[Dataset rows about figures]
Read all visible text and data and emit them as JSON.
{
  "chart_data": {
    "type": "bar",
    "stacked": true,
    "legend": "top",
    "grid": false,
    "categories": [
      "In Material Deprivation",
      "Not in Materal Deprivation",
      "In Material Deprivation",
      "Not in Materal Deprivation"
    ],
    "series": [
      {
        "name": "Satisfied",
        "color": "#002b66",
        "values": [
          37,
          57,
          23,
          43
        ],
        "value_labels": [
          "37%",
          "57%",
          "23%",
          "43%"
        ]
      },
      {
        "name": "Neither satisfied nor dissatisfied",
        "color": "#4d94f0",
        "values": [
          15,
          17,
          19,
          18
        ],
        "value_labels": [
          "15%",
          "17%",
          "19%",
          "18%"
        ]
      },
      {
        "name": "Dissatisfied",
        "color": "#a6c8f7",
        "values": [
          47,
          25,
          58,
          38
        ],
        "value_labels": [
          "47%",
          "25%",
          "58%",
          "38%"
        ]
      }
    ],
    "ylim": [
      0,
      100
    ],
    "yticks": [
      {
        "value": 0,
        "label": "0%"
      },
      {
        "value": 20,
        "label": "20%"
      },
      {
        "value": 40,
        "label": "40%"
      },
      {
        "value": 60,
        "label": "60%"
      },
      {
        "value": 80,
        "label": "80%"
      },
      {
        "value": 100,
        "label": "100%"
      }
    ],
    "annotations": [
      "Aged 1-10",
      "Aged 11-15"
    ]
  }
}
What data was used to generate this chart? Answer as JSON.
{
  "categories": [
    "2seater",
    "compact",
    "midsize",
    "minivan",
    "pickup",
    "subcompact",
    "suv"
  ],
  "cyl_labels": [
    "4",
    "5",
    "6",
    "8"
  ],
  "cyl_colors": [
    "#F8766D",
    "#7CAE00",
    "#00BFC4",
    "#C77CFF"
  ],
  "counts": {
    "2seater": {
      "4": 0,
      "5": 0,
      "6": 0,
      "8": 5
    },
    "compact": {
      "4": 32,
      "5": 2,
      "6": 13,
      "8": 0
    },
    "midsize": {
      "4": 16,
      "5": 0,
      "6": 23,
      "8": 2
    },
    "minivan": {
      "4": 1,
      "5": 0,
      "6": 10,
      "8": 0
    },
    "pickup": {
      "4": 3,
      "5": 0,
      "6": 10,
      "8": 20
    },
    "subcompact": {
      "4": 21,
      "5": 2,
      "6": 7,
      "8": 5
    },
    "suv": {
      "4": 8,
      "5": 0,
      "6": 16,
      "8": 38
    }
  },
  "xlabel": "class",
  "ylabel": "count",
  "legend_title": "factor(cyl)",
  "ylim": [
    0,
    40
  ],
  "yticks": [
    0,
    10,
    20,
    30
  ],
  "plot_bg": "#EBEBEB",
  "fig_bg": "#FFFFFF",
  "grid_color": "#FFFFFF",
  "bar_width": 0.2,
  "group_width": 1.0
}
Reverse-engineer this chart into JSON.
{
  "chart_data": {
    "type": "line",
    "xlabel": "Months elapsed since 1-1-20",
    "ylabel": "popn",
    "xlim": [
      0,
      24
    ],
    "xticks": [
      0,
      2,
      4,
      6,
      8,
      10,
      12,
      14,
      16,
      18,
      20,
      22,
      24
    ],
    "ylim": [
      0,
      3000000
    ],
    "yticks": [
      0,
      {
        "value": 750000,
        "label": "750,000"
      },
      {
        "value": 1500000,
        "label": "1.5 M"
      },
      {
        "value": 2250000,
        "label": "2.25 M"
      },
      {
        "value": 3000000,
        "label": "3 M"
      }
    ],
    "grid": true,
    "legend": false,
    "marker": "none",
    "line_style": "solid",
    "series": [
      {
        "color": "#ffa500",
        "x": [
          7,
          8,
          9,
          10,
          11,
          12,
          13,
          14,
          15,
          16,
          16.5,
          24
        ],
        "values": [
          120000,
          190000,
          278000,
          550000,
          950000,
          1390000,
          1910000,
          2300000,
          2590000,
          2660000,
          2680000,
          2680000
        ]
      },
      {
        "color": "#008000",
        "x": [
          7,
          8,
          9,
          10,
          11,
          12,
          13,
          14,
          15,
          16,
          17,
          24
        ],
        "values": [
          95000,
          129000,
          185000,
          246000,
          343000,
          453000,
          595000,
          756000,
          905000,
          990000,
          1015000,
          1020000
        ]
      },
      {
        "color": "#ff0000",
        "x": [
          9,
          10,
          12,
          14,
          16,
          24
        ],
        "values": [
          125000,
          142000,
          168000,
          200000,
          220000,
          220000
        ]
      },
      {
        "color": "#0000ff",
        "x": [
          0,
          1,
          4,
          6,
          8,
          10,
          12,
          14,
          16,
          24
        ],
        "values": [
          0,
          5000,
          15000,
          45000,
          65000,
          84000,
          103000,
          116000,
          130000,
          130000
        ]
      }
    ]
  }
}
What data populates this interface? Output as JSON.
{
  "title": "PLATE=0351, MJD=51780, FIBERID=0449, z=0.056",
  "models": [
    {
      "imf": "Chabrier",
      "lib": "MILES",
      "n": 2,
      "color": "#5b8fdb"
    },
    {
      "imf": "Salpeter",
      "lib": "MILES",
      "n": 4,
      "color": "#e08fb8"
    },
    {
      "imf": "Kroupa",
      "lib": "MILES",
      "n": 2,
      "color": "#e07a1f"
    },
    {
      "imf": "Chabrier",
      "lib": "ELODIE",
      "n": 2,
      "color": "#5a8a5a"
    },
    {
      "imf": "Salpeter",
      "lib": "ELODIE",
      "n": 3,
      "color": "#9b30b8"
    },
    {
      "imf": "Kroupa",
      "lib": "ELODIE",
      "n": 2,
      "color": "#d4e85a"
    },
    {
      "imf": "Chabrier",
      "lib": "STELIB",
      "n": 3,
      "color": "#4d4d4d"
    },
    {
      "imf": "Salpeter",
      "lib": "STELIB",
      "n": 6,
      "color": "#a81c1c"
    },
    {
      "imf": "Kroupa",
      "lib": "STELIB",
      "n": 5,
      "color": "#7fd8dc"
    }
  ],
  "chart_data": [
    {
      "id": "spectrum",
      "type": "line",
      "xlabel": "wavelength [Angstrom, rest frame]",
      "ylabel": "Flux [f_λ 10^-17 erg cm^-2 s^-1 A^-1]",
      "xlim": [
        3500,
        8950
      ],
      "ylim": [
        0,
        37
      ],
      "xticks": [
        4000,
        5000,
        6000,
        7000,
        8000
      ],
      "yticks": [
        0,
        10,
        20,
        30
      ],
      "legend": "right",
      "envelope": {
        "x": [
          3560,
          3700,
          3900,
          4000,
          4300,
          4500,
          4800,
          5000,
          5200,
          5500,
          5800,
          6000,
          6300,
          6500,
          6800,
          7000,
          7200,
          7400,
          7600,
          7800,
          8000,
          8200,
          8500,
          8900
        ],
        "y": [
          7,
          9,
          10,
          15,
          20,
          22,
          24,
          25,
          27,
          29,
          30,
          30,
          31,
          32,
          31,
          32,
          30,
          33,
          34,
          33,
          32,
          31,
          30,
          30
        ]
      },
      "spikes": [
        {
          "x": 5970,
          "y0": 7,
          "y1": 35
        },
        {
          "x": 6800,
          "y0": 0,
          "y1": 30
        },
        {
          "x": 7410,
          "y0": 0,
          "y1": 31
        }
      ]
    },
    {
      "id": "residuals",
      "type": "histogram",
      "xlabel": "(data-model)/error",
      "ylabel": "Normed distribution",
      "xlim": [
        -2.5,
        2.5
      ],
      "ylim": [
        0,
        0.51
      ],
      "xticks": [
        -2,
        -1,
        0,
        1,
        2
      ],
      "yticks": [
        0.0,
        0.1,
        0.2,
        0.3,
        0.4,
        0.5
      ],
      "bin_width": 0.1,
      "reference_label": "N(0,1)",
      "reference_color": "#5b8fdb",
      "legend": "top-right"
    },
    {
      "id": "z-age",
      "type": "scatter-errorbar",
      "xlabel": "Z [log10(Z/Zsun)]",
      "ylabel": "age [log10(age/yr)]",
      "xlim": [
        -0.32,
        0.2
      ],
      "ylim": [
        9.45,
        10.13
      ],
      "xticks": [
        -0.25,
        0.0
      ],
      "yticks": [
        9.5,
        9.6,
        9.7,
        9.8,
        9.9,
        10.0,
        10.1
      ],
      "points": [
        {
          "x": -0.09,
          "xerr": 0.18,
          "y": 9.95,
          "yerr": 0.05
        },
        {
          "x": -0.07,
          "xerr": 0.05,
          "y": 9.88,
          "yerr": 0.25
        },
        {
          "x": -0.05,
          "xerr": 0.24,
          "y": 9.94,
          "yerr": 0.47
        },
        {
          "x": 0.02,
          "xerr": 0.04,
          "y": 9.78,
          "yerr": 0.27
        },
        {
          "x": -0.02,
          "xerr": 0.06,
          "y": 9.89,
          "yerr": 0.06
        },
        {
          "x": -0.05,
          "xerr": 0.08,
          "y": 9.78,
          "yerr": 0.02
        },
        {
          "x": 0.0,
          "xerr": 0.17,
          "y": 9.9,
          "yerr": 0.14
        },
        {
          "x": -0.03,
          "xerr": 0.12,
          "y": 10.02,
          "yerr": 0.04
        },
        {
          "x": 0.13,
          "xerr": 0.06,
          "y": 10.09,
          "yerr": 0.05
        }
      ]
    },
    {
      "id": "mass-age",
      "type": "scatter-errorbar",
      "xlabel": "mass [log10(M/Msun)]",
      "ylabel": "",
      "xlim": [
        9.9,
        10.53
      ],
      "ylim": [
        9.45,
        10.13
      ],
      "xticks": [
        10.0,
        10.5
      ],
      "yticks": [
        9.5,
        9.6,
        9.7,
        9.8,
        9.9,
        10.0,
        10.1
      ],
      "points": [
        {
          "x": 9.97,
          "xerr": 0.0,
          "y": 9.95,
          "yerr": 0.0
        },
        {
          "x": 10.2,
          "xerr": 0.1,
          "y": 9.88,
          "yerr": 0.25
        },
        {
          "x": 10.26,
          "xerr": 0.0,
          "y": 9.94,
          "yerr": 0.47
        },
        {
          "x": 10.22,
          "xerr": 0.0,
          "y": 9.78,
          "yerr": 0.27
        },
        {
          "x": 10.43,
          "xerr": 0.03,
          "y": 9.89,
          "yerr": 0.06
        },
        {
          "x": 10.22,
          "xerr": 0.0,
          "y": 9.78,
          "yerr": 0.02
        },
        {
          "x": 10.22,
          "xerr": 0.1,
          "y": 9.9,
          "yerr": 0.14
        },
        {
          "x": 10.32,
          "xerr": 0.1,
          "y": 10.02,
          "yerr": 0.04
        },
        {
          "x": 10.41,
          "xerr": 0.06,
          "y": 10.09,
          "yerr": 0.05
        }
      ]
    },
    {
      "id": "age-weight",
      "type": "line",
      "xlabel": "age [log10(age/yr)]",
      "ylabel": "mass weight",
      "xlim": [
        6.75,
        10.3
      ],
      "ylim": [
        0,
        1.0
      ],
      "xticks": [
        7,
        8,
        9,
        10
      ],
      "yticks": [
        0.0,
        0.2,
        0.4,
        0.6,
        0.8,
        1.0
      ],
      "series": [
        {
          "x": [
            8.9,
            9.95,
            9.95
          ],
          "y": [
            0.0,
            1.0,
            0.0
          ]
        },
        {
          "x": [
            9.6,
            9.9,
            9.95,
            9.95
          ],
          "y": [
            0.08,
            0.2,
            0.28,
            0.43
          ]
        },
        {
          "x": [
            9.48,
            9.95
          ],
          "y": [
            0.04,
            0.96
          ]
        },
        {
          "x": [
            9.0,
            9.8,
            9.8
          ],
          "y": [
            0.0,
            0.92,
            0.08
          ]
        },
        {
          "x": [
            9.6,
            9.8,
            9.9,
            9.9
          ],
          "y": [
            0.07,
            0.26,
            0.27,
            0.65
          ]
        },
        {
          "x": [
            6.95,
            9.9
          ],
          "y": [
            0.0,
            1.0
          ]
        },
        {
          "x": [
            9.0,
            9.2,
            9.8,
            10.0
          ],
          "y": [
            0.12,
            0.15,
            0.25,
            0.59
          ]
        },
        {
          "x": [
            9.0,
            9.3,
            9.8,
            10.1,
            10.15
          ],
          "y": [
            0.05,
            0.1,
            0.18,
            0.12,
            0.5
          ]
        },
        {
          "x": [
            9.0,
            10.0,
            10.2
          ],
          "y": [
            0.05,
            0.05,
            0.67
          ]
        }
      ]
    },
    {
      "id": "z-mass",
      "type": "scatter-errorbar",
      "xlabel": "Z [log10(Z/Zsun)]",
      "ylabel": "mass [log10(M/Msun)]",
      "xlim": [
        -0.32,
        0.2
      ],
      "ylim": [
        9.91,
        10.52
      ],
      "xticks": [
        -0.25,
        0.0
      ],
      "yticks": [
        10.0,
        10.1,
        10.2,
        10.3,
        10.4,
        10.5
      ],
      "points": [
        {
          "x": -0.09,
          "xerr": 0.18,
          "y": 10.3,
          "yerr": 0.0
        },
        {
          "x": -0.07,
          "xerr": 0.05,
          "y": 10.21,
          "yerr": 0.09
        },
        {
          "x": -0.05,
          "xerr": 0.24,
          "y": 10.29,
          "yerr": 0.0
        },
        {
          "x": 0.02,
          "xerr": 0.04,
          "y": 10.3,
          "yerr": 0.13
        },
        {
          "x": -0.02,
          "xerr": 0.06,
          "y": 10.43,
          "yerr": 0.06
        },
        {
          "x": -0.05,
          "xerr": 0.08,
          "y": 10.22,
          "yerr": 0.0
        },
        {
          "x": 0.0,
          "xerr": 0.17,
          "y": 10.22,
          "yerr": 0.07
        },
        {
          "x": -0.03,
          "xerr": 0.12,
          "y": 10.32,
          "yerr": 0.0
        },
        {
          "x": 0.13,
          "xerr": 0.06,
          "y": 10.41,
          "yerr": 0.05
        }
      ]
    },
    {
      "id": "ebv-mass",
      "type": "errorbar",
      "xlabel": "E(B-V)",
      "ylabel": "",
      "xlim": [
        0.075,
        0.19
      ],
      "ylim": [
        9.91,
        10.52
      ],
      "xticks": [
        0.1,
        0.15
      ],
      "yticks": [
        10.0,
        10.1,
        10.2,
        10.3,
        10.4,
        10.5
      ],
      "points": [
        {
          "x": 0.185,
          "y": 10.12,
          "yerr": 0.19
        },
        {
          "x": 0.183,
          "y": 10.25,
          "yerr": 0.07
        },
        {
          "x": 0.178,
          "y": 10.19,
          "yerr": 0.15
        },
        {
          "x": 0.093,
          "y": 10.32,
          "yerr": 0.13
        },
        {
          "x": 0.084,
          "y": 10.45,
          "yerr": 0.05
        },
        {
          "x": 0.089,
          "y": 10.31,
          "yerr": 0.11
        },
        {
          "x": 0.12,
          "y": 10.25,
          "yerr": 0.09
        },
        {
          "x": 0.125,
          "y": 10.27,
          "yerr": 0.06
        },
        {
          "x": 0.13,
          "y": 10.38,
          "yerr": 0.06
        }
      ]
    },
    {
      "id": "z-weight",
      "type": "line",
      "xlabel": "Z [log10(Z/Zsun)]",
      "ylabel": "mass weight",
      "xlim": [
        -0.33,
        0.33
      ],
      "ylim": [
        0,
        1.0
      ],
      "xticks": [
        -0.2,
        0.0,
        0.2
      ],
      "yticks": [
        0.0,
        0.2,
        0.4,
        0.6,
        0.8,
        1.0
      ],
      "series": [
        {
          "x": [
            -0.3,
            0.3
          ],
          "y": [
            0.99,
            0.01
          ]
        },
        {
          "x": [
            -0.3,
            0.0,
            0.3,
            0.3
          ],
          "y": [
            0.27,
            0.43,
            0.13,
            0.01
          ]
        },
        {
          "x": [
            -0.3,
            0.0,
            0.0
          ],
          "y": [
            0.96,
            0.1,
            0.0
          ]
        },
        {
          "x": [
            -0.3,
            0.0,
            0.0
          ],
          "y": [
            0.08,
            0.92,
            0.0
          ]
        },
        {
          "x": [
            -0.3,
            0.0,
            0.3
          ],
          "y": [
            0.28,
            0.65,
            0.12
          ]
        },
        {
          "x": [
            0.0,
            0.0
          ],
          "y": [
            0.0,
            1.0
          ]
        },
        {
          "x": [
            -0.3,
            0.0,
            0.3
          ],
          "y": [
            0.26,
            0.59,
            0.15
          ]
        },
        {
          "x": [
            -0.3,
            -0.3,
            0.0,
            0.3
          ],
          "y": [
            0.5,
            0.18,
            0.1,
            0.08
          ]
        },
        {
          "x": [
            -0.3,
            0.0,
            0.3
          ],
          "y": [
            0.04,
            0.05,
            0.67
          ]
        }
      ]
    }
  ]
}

GOAL:
How many lines of the entries above hold the string "Msun"? Reply with the number alone.

EXERCISE RESULT:
2